**EXERCISE PROMPT**. In the entries below, identify every line with the string "color" and copy it.

**RECORDS TO USE**.
==========

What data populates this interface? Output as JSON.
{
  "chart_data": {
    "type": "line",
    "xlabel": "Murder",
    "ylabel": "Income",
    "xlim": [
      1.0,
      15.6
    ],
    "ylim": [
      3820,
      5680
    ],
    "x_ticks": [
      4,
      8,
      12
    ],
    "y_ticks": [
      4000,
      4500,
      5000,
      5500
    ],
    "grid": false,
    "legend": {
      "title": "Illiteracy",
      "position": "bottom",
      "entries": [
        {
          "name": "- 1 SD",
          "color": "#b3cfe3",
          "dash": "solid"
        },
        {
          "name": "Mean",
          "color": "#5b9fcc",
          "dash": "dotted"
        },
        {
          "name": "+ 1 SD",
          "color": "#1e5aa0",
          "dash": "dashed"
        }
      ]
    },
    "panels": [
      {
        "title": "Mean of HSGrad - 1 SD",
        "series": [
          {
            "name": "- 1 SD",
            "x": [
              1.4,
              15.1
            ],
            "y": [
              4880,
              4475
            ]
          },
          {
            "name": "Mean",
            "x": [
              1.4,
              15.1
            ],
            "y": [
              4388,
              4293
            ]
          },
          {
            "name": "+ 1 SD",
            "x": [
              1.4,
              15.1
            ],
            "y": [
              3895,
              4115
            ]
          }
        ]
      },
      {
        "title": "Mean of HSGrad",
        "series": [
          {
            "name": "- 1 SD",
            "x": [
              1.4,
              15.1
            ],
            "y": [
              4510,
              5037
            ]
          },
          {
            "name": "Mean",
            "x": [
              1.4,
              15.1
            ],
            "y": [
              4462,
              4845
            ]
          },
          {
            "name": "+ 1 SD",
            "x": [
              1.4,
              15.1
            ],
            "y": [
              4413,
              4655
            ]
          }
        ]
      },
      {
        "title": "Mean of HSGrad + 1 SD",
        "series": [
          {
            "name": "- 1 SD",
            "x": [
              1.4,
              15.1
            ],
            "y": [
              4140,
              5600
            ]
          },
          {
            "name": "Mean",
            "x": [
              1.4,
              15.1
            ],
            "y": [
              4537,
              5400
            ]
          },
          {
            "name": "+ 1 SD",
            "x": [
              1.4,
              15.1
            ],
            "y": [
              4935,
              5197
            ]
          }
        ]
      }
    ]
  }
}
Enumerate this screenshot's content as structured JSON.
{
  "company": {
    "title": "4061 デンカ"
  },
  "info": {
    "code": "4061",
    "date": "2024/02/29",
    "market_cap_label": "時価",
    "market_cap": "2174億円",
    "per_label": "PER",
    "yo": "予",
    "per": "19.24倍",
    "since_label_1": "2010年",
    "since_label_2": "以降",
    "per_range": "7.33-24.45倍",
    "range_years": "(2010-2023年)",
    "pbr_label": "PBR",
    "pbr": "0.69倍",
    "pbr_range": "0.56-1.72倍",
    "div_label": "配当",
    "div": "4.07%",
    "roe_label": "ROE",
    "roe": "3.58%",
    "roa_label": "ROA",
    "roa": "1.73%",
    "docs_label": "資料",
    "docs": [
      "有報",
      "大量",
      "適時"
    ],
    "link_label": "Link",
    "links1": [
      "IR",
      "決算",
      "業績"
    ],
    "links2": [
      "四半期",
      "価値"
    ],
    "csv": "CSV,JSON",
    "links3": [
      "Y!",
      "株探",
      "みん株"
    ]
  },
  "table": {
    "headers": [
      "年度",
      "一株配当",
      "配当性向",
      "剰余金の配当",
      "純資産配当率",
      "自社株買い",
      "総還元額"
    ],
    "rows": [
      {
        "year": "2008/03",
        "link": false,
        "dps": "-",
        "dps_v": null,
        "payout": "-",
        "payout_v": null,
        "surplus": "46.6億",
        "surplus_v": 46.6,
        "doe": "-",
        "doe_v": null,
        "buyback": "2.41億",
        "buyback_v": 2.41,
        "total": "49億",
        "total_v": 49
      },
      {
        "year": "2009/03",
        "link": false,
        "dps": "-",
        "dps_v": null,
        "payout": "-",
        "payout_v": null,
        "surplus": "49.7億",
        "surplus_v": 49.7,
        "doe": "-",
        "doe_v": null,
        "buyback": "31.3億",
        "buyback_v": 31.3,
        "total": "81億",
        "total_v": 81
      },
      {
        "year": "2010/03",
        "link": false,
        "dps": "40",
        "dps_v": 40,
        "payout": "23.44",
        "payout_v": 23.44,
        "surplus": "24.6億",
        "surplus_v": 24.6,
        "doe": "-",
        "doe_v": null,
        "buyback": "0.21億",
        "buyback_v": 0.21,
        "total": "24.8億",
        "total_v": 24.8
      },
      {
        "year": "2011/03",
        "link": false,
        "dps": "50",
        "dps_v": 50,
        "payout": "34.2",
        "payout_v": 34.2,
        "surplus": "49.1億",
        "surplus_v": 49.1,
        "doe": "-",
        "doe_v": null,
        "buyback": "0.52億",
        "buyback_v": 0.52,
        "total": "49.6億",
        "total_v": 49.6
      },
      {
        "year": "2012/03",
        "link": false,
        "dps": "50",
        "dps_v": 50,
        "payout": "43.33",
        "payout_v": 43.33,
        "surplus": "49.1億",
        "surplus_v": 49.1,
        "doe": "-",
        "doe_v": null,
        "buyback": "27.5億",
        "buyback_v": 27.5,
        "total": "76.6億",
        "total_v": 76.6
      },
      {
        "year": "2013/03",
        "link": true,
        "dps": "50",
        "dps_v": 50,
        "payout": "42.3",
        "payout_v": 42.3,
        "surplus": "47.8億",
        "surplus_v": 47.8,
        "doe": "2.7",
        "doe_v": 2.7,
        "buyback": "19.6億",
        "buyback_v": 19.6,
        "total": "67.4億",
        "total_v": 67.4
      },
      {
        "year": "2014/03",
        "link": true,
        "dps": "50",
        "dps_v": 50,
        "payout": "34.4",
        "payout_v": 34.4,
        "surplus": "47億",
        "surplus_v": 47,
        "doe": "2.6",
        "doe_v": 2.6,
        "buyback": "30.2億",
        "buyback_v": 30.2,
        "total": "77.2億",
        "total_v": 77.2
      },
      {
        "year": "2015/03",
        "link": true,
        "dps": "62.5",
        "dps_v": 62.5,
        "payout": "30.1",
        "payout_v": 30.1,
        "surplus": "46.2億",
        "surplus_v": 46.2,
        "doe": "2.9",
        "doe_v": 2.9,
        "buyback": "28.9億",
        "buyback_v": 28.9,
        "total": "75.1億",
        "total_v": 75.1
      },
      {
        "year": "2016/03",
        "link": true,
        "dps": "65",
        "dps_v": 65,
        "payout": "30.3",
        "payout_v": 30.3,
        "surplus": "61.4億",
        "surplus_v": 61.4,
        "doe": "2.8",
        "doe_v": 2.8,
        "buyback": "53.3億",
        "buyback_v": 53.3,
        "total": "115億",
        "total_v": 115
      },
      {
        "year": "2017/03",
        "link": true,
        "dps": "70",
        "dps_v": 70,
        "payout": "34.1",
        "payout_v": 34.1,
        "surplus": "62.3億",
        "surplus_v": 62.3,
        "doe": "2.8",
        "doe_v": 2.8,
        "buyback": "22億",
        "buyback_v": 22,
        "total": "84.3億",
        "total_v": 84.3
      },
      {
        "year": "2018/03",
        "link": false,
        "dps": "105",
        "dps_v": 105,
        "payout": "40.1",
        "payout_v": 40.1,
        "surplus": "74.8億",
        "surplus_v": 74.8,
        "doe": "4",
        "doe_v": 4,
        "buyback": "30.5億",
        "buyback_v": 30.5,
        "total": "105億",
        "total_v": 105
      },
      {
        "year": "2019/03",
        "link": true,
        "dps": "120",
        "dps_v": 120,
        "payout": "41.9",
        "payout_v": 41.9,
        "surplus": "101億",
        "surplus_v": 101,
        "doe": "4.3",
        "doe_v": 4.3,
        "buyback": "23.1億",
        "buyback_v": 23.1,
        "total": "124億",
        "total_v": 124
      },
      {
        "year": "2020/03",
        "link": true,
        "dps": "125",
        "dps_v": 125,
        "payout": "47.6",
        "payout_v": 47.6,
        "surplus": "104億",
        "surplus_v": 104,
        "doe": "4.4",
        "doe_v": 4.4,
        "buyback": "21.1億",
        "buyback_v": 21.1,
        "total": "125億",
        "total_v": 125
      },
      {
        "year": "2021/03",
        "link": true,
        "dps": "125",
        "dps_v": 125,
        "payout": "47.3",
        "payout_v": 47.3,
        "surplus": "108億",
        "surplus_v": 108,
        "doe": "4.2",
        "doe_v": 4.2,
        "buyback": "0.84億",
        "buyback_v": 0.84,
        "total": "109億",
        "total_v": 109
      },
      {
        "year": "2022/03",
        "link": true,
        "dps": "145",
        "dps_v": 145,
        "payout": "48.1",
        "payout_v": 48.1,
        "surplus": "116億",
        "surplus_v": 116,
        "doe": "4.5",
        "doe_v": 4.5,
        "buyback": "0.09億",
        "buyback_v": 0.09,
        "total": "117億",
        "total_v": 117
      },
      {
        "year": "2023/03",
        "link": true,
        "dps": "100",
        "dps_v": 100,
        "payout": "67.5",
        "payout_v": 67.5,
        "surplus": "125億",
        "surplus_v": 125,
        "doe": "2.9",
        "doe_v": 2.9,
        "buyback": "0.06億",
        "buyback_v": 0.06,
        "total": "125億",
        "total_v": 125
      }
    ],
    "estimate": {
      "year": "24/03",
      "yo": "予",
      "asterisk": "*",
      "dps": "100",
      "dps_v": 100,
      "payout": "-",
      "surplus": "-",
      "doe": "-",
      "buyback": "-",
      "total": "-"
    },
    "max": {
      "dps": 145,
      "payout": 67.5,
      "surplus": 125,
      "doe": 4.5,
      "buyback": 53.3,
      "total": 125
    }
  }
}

==========

**ANSWER TO THIS TASK**.
          "color": "#b3cfe3",
          "color": "#5b9fcc",
          "color": "#1e5aa0",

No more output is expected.